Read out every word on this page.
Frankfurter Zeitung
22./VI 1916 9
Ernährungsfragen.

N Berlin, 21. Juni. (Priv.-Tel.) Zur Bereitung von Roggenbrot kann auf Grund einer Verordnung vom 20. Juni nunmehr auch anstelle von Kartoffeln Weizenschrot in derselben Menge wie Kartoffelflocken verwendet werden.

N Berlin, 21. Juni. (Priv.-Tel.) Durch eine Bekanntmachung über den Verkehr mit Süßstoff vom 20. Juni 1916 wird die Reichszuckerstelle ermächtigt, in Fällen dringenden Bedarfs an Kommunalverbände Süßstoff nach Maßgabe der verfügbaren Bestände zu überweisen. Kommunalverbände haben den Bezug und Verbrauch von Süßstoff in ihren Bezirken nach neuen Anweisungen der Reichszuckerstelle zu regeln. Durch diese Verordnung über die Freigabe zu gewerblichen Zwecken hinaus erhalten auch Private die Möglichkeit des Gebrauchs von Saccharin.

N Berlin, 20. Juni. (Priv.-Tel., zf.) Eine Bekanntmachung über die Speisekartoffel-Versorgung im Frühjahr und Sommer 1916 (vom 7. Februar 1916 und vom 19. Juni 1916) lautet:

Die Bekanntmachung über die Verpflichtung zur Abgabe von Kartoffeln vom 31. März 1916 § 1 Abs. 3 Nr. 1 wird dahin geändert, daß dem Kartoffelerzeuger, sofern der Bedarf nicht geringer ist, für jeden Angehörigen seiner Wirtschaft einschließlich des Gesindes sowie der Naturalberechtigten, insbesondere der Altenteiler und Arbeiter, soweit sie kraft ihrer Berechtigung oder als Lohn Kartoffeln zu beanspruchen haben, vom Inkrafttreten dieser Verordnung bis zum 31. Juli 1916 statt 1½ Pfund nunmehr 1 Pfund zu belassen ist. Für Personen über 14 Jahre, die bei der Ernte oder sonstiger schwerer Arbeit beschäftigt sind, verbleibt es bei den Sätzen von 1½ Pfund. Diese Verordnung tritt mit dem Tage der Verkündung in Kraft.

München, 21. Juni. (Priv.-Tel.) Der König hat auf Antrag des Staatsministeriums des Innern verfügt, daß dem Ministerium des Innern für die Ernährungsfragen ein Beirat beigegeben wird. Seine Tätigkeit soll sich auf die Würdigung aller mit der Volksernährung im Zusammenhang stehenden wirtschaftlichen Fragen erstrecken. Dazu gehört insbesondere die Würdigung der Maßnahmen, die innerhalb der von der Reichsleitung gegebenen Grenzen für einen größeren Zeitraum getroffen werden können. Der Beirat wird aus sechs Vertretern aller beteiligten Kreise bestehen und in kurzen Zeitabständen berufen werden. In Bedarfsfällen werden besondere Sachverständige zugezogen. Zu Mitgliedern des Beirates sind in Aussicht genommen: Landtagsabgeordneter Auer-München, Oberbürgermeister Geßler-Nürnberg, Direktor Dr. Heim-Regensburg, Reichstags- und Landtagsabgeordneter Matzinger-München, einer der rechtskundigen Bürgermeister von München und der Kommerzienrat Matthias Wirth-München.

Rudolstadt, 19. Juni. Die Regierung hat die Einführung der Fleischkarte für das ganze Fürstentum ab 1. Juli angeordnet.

_ _ _ _

Task prompt >> In your answer, repeat each line of the material word for word.

Task solution >>
Read out every word on this page.
Frankfurter Zeitung
22./VI 1916 9
Ernährungsfragen.

N Berlin, 21. Juni. (Priv.-Tel.) Zur Bereitung von Roggenbrot kann auf Grund einer Verordnung vom 20. Juni nunmehr auch anstelle von Kartoffeln Weizenschrot in derselben Menge wie Kartoffelflocken verwendet werden.

N Berlin, 21. Juni. (Priv.-Tel.) Durch eine Bekanntmachung über den Verkehr mit Süßstoff vom 20. Juni 1916 wird die Reichszuckerstelle ermächtigt, in Fällen dringenden Bedarfs an Kommunalverbände Süßstoff nach Maßgabe der verfügbaren Bestände zu überweisen. Kommunalverbände haben den Bezug und Verbrauch von Süßstoff in ihren Bezirken nach neuen Anweisungen der Reichszuckerstelle zu regeln. Durch diese Verordnung über die Freigabe zu gewerblichen Zwecken hinaus erhalten auch Private die Möglichkeit des Gebrauchs von Saccharin.

N Berlin, 20. Juni. (Priv.-Tel., zf.) Eine Bekanntmachung über die Speisekartoffel-Versorgung im Frühjahr und Sommer 1916 (vom 7. Februar 1916 und vom 19. Juni 1916) lautet:

Die Bekanntmachung über die Verpflichtung zur Abgabe von Kartoffeln vom 31. März 1916 § 1 Abs. 3 Nr. 1 wird dahin geändert, daß dem Kartoffelerzeuger, sofern der Bedarf nicht geringer ist, für jeden Angehörigen seiner Wirtschaft einschließlich des Gesindes sowie der Naturalberechtigten, insbesondere der Altenteiler und Arbeiter, soweit sie kraft ihrer Berechtigung oder als Lohn Kartoffeln zu beanspruchen haben, vom Inkrafttreten dieser Verordnung bis zum 31. Juli 1916 statt 1½ Pfund nunmehr 1 Pfund zu belassen ist. Für Personen über 14 Jahre, die bei der Ernte oder sonstiger schwerer Arbeit beschäftigt sind, verbleibt es bei den Sätzen von 1½ Pfund. Diese Verordnung tritt mit dem Tage der Verkündung in Kraft.

München, 21. Juni. (Priv.-Tel.) Der König hat auf Antrag des Staatsministeriums des Innern verfügt, daß dem Ministerium des Innern für die Ernährungsfragen ein Beirat beigegeben wird. Seine Tätigkeit soll sich auf die Würdigung aller mit der Volksernährung im Zusammenhang stehenden wirtschaftlichen Fragen erstrecken. Dazu gehört insbesondere die Würdigung der Maßnahmen, die innerhalb der von der Reichsleitung gegebenen Grenzen für einen größeren Zeitraum getroffen werden können. Der Beirat wird aus sechs Vertretern aller beteiligten Kreise bestehen und in kurzen Zeitabständen berufen werden. In Bedarfsfällen werden besondere Sachverständige zugezogen. Zu Mitgliedern des Beirates sind in Aussicht genommen: Landtagsabgeordneter Auer-München, Oberbürgermeister Geßler-Nürnberg, Direktor Dr. Heim-Regensburg, Reichstags- und Landtagsabgeordneter Matzinger-München, einer der rechtskundigen Bürgermeister von München und der Kommerzienrat Matthias Wirth-München.

Rudolstadt, 19. Juni. Die Regierung hat die Einführung der Fleischkarte für das ganze Fürstentum ab 1. Juli angeordnet.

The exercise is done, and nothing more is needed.